-- start DATASET --
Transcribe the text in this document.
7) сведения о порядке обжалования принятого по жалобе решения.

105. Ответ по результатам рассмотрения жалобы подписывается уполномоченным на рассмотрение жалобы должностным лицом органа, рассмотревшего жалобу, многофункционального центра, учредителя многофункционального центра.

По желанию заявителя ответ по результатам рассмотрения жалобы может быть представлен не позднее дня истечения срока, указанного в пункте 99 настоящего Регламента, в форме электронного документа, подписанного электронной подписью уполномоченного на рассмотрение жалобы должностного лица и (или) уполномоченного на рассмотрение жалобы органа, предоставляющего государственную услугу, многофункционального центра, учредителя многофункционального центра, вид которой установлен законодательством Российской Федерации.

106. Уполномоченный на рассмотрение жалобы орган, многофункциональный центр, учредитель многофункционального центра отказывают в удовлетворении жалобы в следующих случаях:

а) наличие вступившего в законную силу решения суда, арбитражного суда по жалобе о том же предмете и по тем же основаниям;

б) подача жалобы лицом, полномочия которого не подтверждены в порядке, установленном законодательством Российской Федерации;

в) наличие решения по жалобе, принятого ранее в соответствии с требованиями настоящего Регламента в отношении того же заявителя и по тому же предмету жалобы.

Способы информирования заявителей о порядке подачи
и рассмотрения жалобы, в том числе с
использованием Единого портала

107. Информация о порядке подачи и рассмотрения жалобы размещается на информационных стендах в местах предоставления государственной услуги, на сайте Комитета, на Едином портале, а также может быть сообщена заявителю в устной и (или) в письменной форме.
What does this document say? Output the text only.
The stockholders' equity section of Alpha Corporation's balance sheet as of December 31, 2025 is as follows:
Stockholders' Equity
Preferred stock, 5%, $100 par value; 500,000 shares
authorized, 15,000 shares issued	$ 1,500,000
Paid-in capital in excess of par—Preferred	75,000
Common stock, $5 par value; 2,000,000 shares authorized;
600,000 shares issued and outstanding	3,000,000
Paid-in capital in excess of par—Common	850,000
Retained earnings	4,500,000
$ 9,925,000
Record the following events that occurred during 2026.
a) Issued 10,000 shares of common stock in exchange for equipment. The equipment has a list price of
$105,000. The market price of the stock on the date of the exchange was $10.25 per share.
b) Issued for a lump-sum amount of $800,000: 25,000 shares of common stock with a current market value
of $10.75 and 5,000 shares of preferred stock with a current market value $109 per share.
-- end DATASET --
> **EXERCISE DETAILS**:
Print the records once more, exactly as they were given.

> **RESPONSE**:
Transcribe the text in this document.
7) сведения о порядке обжалования принятого по жалобе решения.

105. Ответ по результатам рассмотрения жалобы подписывается уполномоченным на рассмотрение жалобы должностным лицом органа, рассмотревшего жалобу, многофункционального центра, учредителя многофункционального центра.

По желанию заявителя ответ по результатам рассмотрения жалобы может быть представлен не позднее дня истечения срока, указанного в пункте 99 настоящего Регламента, в форме электронного документа, подписанного электронной подписью уполномоченного на рассмотрение жалобы должностного лица и (или) уполномоченного на рассмотрение жалобы органа, предоставляющего государственную услугу, многофункционального центра, учредителя многофункционального центра, вид которой установлен законодательством Российской Федерации.

106. Уполномоченный на рассмотрение жалобы орган, многофункциональный центр, учредитель многофункционального центра отказывают в удовлетворении жалобы в следующих случаях:

а) наличие вступившего в законную силу решения суда, арбитражного суда по жалобе о том же предмете и по тем же основаниям;

б) подача жалобы лицом, полномочия которого не подтверждены в порядке, установленном законодательством Российской Федерации;

в) наличие решения по жалобе, принятого ранее в соответствии с требованиями настоящего Регламента в отношении того же заявителя и по тому же предмету жалобы.

Способы информирования заявителей о порядке подачи
и рассмотрения жалобы, в том числе с
использованием Единого портала

107. Информация о порядке подачи и рассмотрения жалобы размещается на информационных стендах в местах предоставления государственной услуги, на сайте Комитета, на Едином портале, а также может быть сообщена заявителю в устной и (или) в письменной форме.
What does this document say? Output the text only.
The stockholders' equity section of Alpha Corporation's balance sheet as of December 31, 2025 is as follows:
Stockholders' Equity
Preferred stock, 5%, $100 par value; 500,000 shares
authorized, 15,000 shares issued	$ 1,500,000
Paid-in capital in excess of par—Preferred	75,000
Common stock, $5 par value; 2,000,000 shares authorized;
600,000 shares issued and outstanding	3,000,000
Paid-in capital in excess of par—Common	850,000
Retained earnings	4,500,000
$ 9,925,000
Record the following events that occurred during 2026.
a) Issued 10,000 shares of common stock in exchange for equipment. The equipment has a list price of
$105,000. The market price of the stock on the date of the exchange was $10.25 per share.
b) Issued for a lump-sum amount of $800,000: 25,000 shares of common stock with a current market value
of $10.75 and 5,000 shares of preferred stock with a current market value $109 per share.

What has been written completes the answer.